All of the lines below are to be transcribed faithfully, with pictures excluded from the copy.
-=-=-
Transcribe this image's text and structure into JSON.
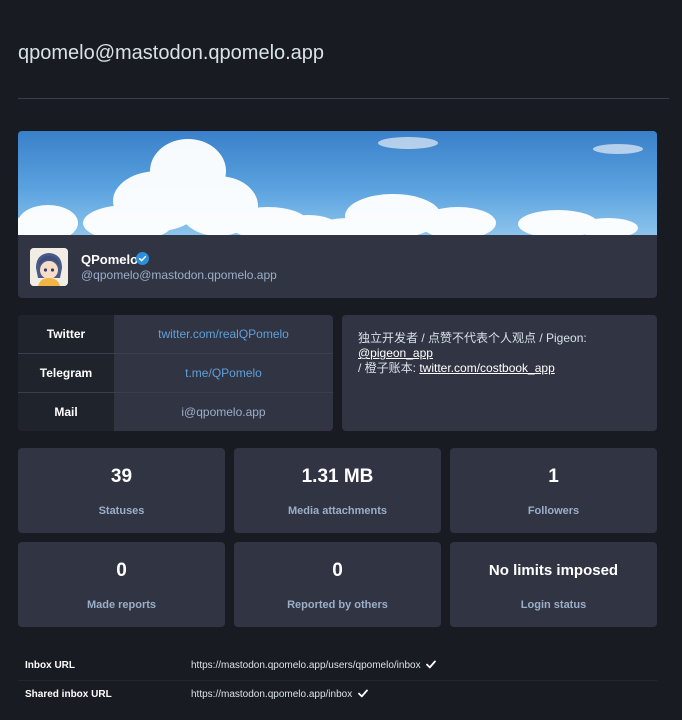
{
  "page": {
    "title": "qpomelo@mastodon.qpomelo.app"
  },
  "account": {
    "display_name": "QPomelo",
    "handle": "@qpomelo@mastodon.qpomelo.app",
    "verified_icon": "verified-badge-icon",
    "avatar_icon": "anime-avatar"
  },
  "fields": [
    {
      "name": "Twitter",
      "value": "twitter.com/realQPomelo"
    },
    {
      "name": "Telegram",
      "value": "t.me/QPomelo"
    },
    {
      "name": "Mail",
      "value": "i@qpomelo.app"
    }
  ],
  "bio": {
    "line1_prefix": "独立开发者 / 点赞不代表个人观点 / Pigeon: ",
    "line1_link": "@pigeon_app",
    "line2_prefix": "/ 橙子账本: ",
    "line2_link": "twitter.com/costbook_app"
  },
  "stats": [
    {
      "value": "39",
      "label": "Statuses"
    },
    {
      "value": "1.31 MB",
      "label": "Media attachments"
    },
    {
      "value": "1",
      "label": "Followers"
    },
    {
      "value": "0",
      "label": "Made reports"
    },
    {
      "value": "0",
      "label": "Reported by others"
    },
    {
      "value": "No limits imposed",
      "label": "Login status"
    }
  ],
  "info": [
    {
      "label": "Inbox URL",
      "value": "https://mastodon.qpomelo.app/users/qpomelo/inbox",
      "icon": "check-icon"
    },
    {
      "label": "Shared inbox URL",
      "value": "https://mastodon.qpomelo.app/inbox",
      "icon": "check-icon"
    }
  ],
  "colors": {
    "background": "#191b22",
    "card": "#313543",
    "accent_link": "#8c8dff",
    "verified": "#2b90d9"
  }
}
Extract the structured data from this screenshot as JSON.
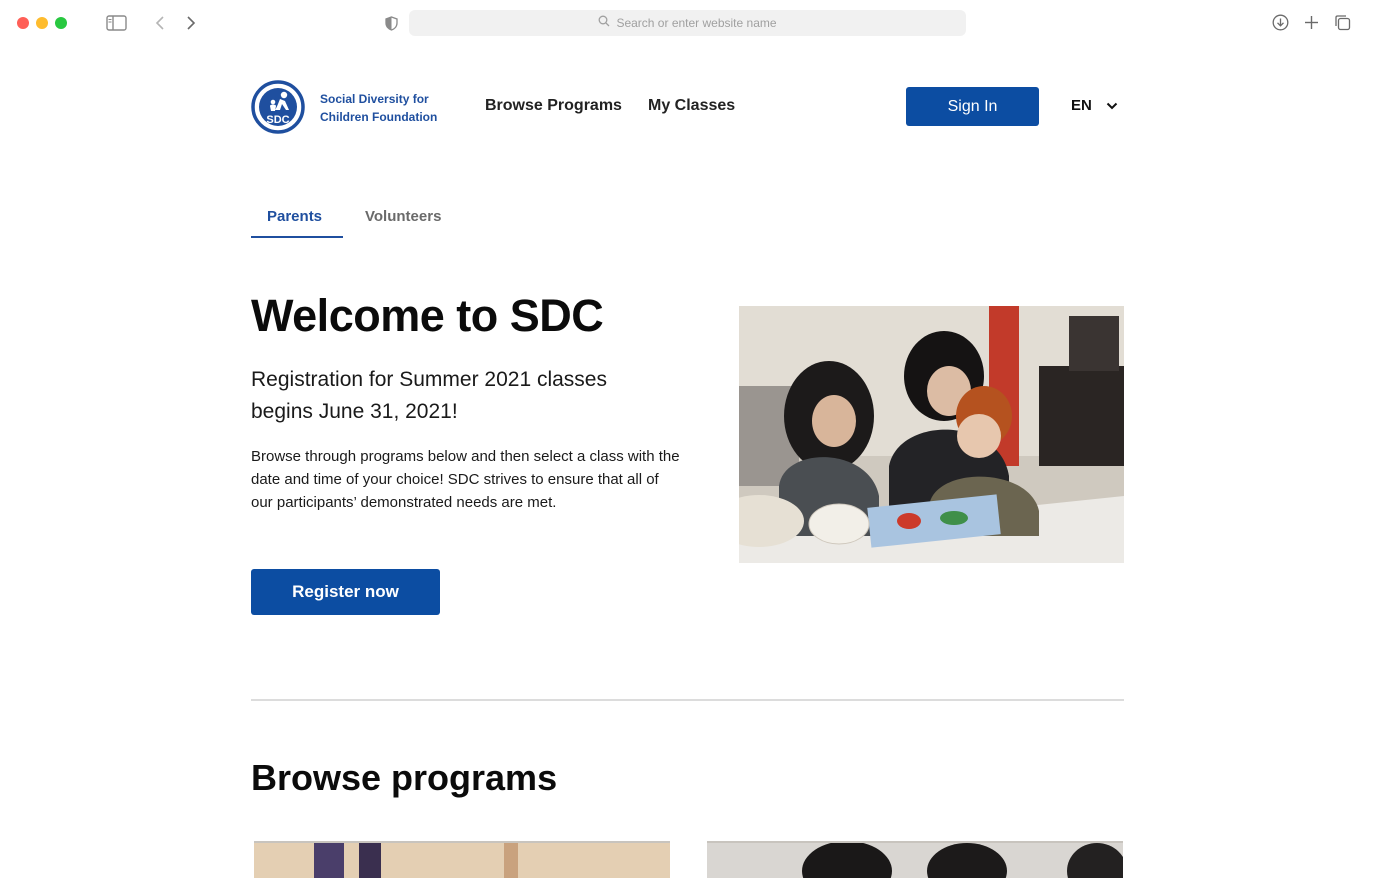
{
  "browser": {
    "url_placeholder": "Search or enter website name"
  },
  "header": {
    "logo_text": "SDC",
    "org_name": "Social Diversity for Children Foundation",
    "nav": [
      "Browse Programs",
      "My Classes"
    ],
    "signin_label": "Sign In",
    "language": "EN"
  },
  "tabs": [
    "Parents",
    "Volunteers"
  ],
  "hero": {
    "title": "Welcome to SDC",
    "subtitle": "Registration for Summer 2021 classes begins June 31, 2021!",
    "body": "Browse through programs below and then select a class with the date and time of your choice! SDC strives to ensure that all of our participants’ demonstrated needs are met.",
    "cta_label": "Register now"
  },
  "programs": {
    "title": "Browse programs"
  },
  "colors": {
    "brand_blue": "#0c4da2",
    "link_blue": "#1f4f9f"
  }
}
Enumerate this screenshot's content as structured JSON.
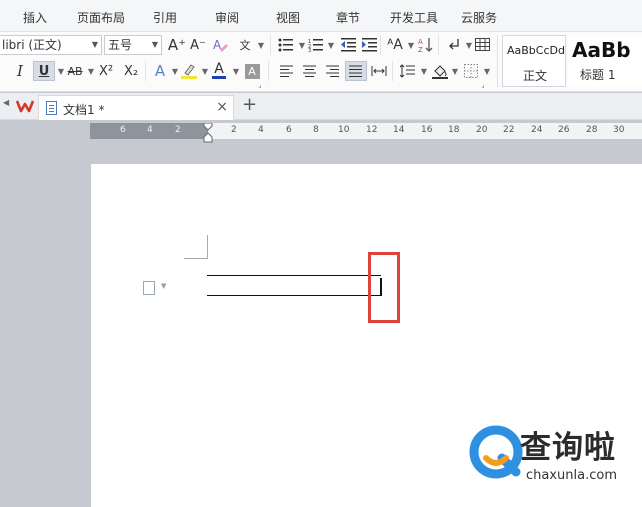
-=-=-
→ **Task answer**
Transcribe this image's text and structure into JSON.
{
  "page": {
    "title": "qpomelo@mastodon.qpomelo.app"
  },
  "account": {
    "display_name": "QPomelo",
    "handle": "@qpomelo@mastodon.qpomelo.app",
    "verified_icon": "verified-badge-icon",
    "avatar_icon": "anime-avatar"
  },
  "fields": [
    {
      "name": "Twitter",
      "value": "twitter.com/realQPomelo"
    },
    {
      "name": "Telegram",
      "value": "t.me/QPomelo"
    },
    {
      "name": "Mail",
      "value": "i@qpomelo.app"
    }
  ],
  "bio": {
    "line1_prefix": "独立开发者 / 点赞不代表个人观点 / Pigeon: ",
    "line1_link": "@pigeon_app",
    "line2_prefix": "/ 橙子账本: ",
    "line2_link": "twitter.com/costbook_app"
  },
  "stats": [
    {
      "value": "39",
      "label": "Statuses"
    },
    {
      "value": "1.31 MB",
      "label": "Media attachments"
    },
    {
      "value": "1",
      "label": "Followers"
    },
    {
      "value": "0",
      "label": "Made reports"
    },
    {
      "value": "0",
      "label": "Reported by others"
    },
    {
      "value": "No limits imposed",
      "label": "Login status"
    }
  ],
  "info": [
    {
      "label": "Inbox URL",
      "value": "https://mastodon.qpomelo.app/users/qpomelo/inbox",
      "icon": "check-icon"
    },
    {
      "label": "Shared inbox URL",
      "value": "https://mastodon.qpomelo.app/inbox",
      "icon": "check-icon"
    }
  ],
  "colors": {
    "background": "#191b22",
    "card": "#313543",
    "accent_link": "#8c8dff",
    "verified": "#2b90d9"
  }
}
Extract the structured data from this screenshot as JSON.
{
  "browser": {
    "url_placeholder": "Search or enter website name"
  },
  "header": {
    "logo_text": "SDC",
    "org_name": "Social Diversity for Children Foundation",
    "nav": [
      "Browse Programs",
      "My Classes"
    ],
    "signin_label": "Sign In",
    "language": "EN"
  },
  "tabs": [
    "Parents",
    "Volunteers"
  ],
  "hero": {
    "title": "Welcome to SDC",
    "subtitle": "Registration for Summer 2021 classes begins June 31, 2021!",
    "body": "Browse through programs below and then select a class with the date and time of your choice! SDC strives to ensure that all of our participants’ demonstrated needs are met.",
    "cta_label": "Register now"
  },
  "programs": {
    "title": "Browse programs"
  },
  "colors": {
    "brand_blue": "#0c4da2",
    "link_blue": "#1f4f9f"
  }
}
Enumerate this screenshot's content as structured JSON.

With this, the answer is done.